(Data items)
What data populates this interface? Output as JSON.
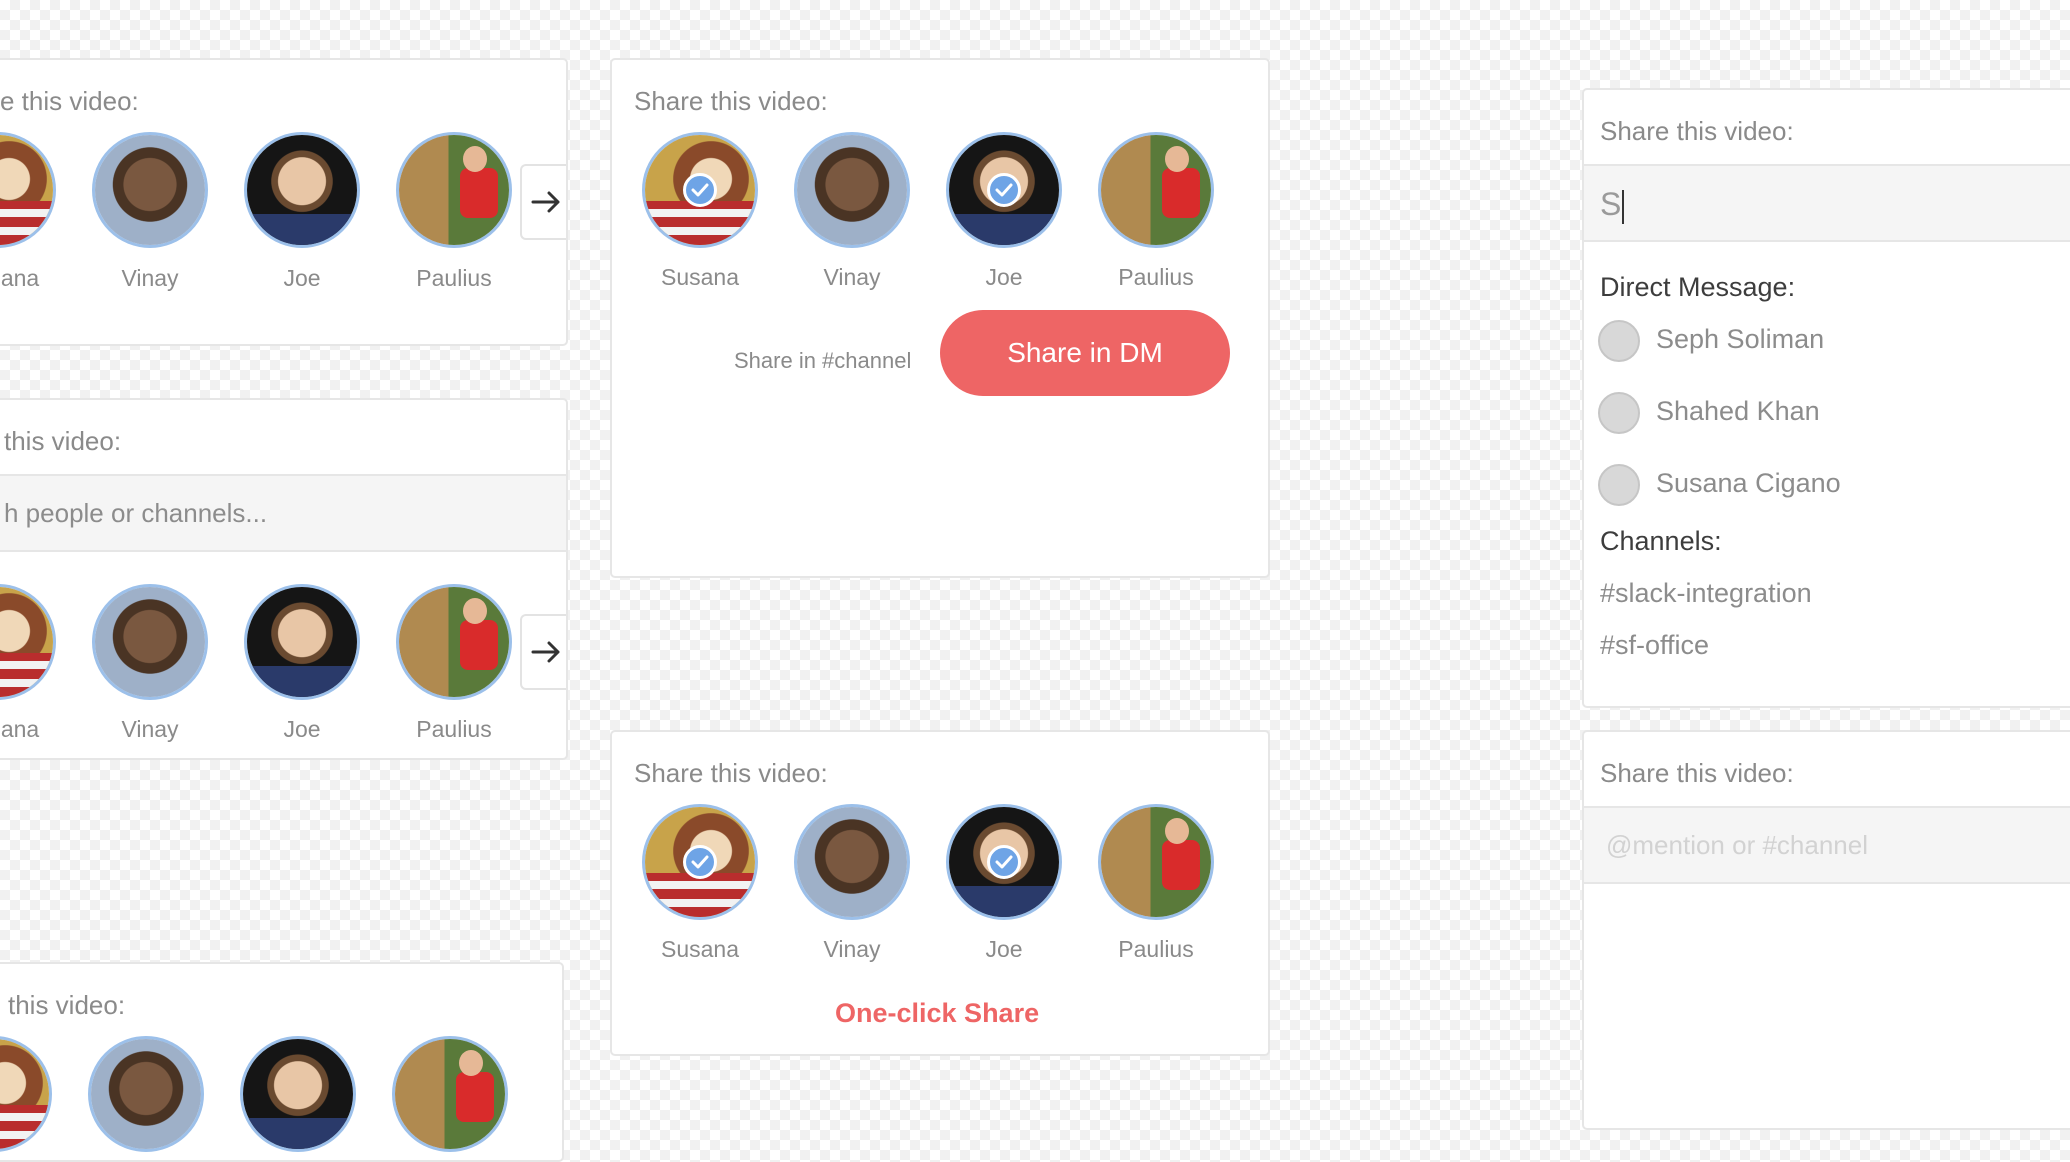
{
  "header_text": "Share this video:",
  "header_text_cropped": "e this video:",
  "header_text_cropped2": "this video:",
  "people": [
    {
      "name": "Susana",
      "icon": "avatar-susana"
    },
    {
      "name": "Vinay",
      "icon": "avatar-vinay"
    },
    {
      "name": "Joe",
      "icon": "avatar-joe"
    },
    {
      "name": "Paulius",
      "icon": "avatar-paulius"
    }
  ],
  "cropped_name": "ana",
  "search_placeholder_cropped": "h people or channels...",
  "share_channel_link": "Share in #channel",
  "share_dm_button": "Share in DM",
  "one_click_share": "One-click Share",
  "autocomplete": {
    "typed": "S",
    "dm_title": "Direct Message:",
    "dm_people": [
      "Seph Soliman",
      "Shahed Khan",
      "Susana Cigano"
    ],
    "channels_title": "Channels:",
    "channels": [
      "#slack-integration",
      "#sf-office"
    ]
  },
  "mention_placeholder": "@mention or #channel",
  "colors": {
    "accent": "#ee6565",
    "check": "#6ea4e6",
    "avatar_ring": "#9cc0ea"
  }
}
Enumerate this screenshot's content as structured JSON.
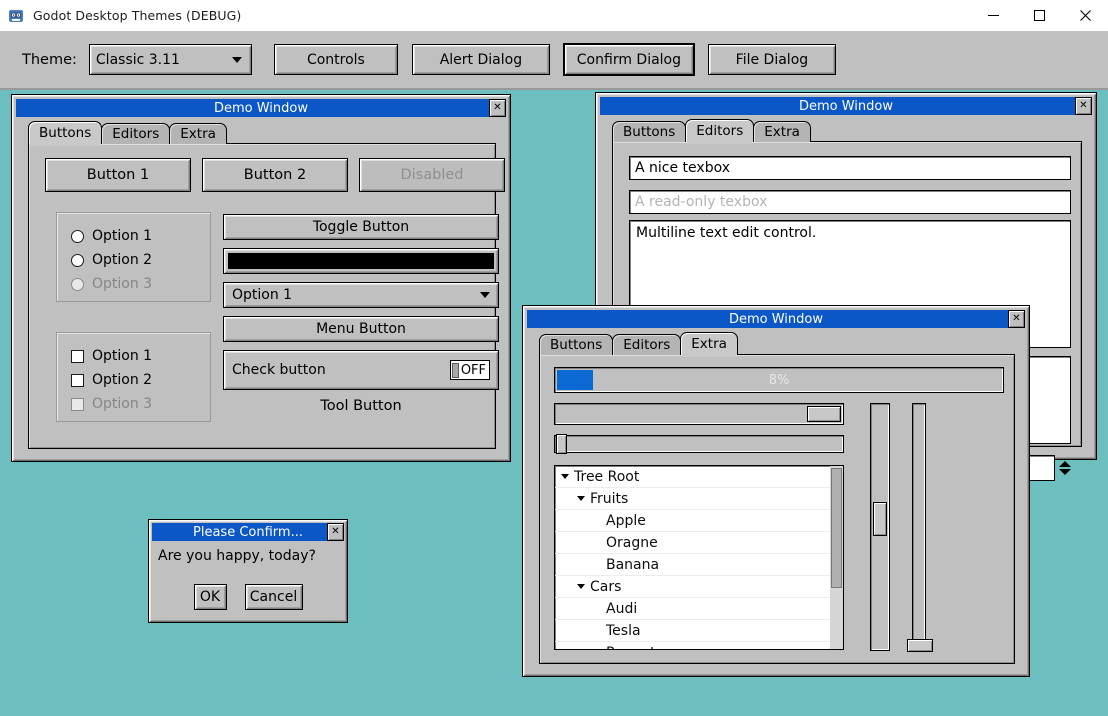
{
  "app": {
    "title": "Godot Desktop Themes (DEBUG)",
    "icon": "godot-robot-icon",
    "window_controls": {
      "minimize": "minimize-icon",
      "maximize": "maximize-icon",
      "close": "close-icon"
    },
    "desktop_background": "#6cbfbe"
  },
  "toolbar": {
    "theme_label": "Theme:",
    "theme_value": "Classic 3.11",
    "theme_options": [
      "Classic 3.11"
    ],
    "buttons": [
      {
        "label": "Controls",
        "focused": false
      },
      {
        "label": "Alert Dialog",
        "focused": false
      },
      {
        "label": "Confirm Dialog",
        "focused": true
      },
      {
        "label": "File Dialog",
        "focused": false
      }
    ]
  },
  "window_buttons": {
    "title": "Demo Window",
    "close_label": "✕",
    "tabs": [
      {
        "label": "Buttons",
        "active": true
      },
      {
        "label": "Editors",
        "active": false
      },
      {
        "label": "Extra",
        "active": false
      }
    ],
    "top_buttons": [
      {
        "label": "Button 1",
        "disabled": false
      },
      {
        "label": "Button 2",
        "disabled": false
      },
      {
        "label": "Disabled",
        "disabled": true
      }
    ],
    "radio_group": [
      {
        "label": "Option 1",
        "disabled": false,
        "checked": false
      },
      {
        "label": "Option 2",
        "disabled": false,
        "checked": false
      },
      {
        "label": "Option 3",
        "disabled": true,
        "checked": false
      }
    ],
    "check_group": [
      {
        "label": "Option 1",
        "disabled": false,
        "checked": false
      },
      {
        "label": "Option 2",
        "disabled": false,
        "checked": false
      },
      {
        "label": "Option 3",
        "disabled": true,
        "checked": false
      }
    ],
    "toggle_button": "Toggle Button",
    "color_picker_value": "#000000",
    "option_button_value": "Option 1",
    "menu_button": "Menu Button",
    "check_button_label": "Check button",
    "check_button_state": "OFF",
    "tool_button": "Tool Button"
  },
  "window_editors": {
    "title": "Demo Window",
    "close_label": "✕",
    "tabs": [
      {
        "label": "Buttons",
        "active": false
      },
      {
        "label": "Editors",
        "active": true
      },
      {
        "label": "Extra",
        "active": false
      }
    ],
    "textbox_value": "A nice texbox",
    "readonly_value": "A read-only texbox",
    "multiline_value": "Multiline text edit control.",
    "spinbox_value": ""
  },
  "window_extra": {
    "title": "Demo Window",
    "close_label": "✕",
    "tabs": [
      {
        "label": "Buttons",
        "active": false
      },
      {
        "label": "Editors",
        "active": false
      },
      {
        "label": "Extra",
        "active": true
      }
    ],
    "progress_label": "8%",
    "progress_value": 8,
    "hscroll_value": 100,
    "hslider_value": 0,
    "vscroll_value": 45,
    "vslider_value": 96,
    "tree": [
      {
        "label": "Tree Root",
        "depth": 0,
        "expandable": true
      },
      {
        "label": "Fruits",
        "depth": 1,
        "expandable": true
      },
      {
        "label": "Apple",
        "depth": 2,
        "expandable": false
      },
      {
        "label": "Oragne",
        "depth": 2,
        "expandable": false
      },
      {
        "label": "Banana",
        "depth": 2,
        "expandable": false
      },
      {
        "label": "Cars",
        "depth": 1,
        "expandable": true
      },
      {
        "label": "Audi",
        "depth": 2,
        "expandable": false
      },
      {
        "label": "Tesla",
        "depth": 2,
        "expandable": false
      },
      {
        "label": "Renaut",
        "depth": 2,
        "expandable": false
      }
    ]
  },
  "confirm_dialog": {
    "title": "Please Confirm...",
    "close_label": "✕",
    "message": "Are you happy, today?",
    "ok_label": "OK",
    "cancel_label": "Cancel"
  }
}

-- What you have to do --
What comes back should match the records exactly, minus any pictures.

-- Full answer --
What data populates this interface? Output as JSON.
{
  "header_text": "Share this video:",
  "header_text_cropped": "e this video:",
  "header_text_cropped2": "this video:",
  "people": [
    {
      "name": "Susana",
      "icon": "avatar-susana"
    },
    {
      "name": "Vinay",
      "icon": "avatar-vinay"
    },
    {
      "name": "Joe",
      "icon": "avatar-joe"
    },
    {
      "name": "Paulius",
      "icon": "avatar-paulius"
    }
  ],
  "cropped_name": "ana",
  "search_placeholder_cropped": "h people or channels...",
  "share_channel_link": "Share in #channel",
  "share_dm_button": "Share in DM",
  "one_click_share": "One-click Share",
  "autocomplete": {
    "typed": "S",
    "dm_title": "Direct Message:",
    "dm_people": [
      "Seph Soliman",
      "Shahed Khan",
      "Susana Cigano"
    ],
    "channels_title": "Channels:",
    "channels": [
      "#slack-integration",
      "#sf-office"
    ]
  },
  "mention_placeholder": "@mention or #channel",
  "colors": {
    "accent": "#ee6565",
    "check": "#6ea4e6",
    "avatar_ring": "#9cc0ea"
  }
}
Enumerate this screenshot's content as structured JSON.
{
  "app": {
    "title": "Godot Desktop Themes (DEBUG)",
    "icon": "godot-robot-icon",
    "window_controls": {
      "minimize": "minimize-icon",
      "maximize": "maximize-icon",
      "close": "close-icon"
    },
    "desktop_background": "#6cbfbe"
  },
  "toolbar": {
    "theme_label": "Theme:",
    "theme_value": "Classic 3.11",
    "theme_options": [
      "Classic 3.11"
    ],
    "buttons": [
      {
        "label": "Controls",
        "focused": false
      },
      {
        "label": "Alert Dialog",
        "focused": false
      },
      {
        "label": "Confirm Dialog",
        "focused": true
      },
      {
        "label": "File Dialog",
        "focused": false
      }
    ]
  },
  "window_buttons": {
    "title": "Demo Window",
    "close_label": "✕",
    "tabs": [
      {
        "label": "Buttons",
        "active": true
      },
      {
        "label": "Editors",
        "active": false
      },
      {
        "label": "Extra",
        "active": false
      }
    ],
    "top_buttons": [
      {
        "label": "Button 1",
        "disabled": false
      },
      {
        "label": "Button 2",
        "disabled": false
      },
      {
        "label": "Disabled",
        "disabled": true
      }
    ],
    "radio_group": [
      {
        "label": "Option 1",
        "disabled": false,
        "checked": false
      },
      {
        "label": "Option 2",
        "disabled": false,
        "checked": false
      },
      {
        "label": "Option 3",
        "disabled": true,
        "checked": false
      }
    ],
    "check_group": [
      {
        "label": "Option 1",
        "disabled": false,
        "checked": false
      },
      {
        "label": "Option 2",
        "disabled": false,
        "checked": false
      },
      {
        "label": "Option 3",
        "disabled": true,
        "checked": false
      }
    ],
    "toggle_button": "Toggle Button",
    "color_picker_value": "#000000",
    "option_button_value": "Option 1",
    "menu_button": "Menu Button",
    "check_button_label": "Check button",
    "check_button_state": "OFF",
    "tool_button": "Tool Button"
  },
  "window_editors": {
    "title": "Demo Window",
    "close_label": "✕",
    "tabs": [
      {
        "label": "Buttons",
        "active": false
      },
      {
        "label": "Editors",
        "active": true
      },
      {
        "label": "Extra",
        "active": false
      }
    ],
    "textbox_value": "A nice texbox",
    "readonly_value": "A read-only texbox",
    "multiline_value": "Multiline text edit control.",
    "spinbox_value": ""
  },
  "window_extra": {
    "title": "Demo Window",
    "close_label": "✕",
    "tabs": [
      {
        "label": "Buttons",
        "active": false
      },
      {
        "label": "Editors",
        "active": false
      },
      {
        "label": "Extra",
        "active": true
      }
    ],
    "progress_label": "8%",
    "progress_value": 8,
    "hscroll_value": 100,
    "hslider_value": 0,
    "vscroll_value": 45,
    "vslider_value": 96,
    "tree": [
      {
        "label": "Tree Root",
        "depth": 0,
        "expandable": true
      },
      {
        "label": "Fruits",
        "depth": 1,
        "expandable": true
      },
      {
        "label": "Apple",
        "depth": 2,
        "expandable": false
      },
      {
        "label": "Oragne",
        "depth": 2,
        "expandable": false
      },
      {
        "label": "Banana",
        "depth": 2,
        "expandable": false
      },
      {
        "label": "Cars",
        "depth": 1,
        "expandable": true
      },
      {
        "label": "Audi",
        "depth": 2,
        "expandable": false
      },
      {
        "label": "Tesla",
        "depth": 2,
        "expandable": false
      },
      {
        "label": "Renaut",
        "depth": 2,
        "expandable": false
      }
    ]
  },
  "confirm_dialog": {
    "title": "Please Confirm...",
    "close_label": "✕",
    "message": "Are you happy, today?",
    "ok_label": "OK",
    "cancel_label": "Cancel"
  }
}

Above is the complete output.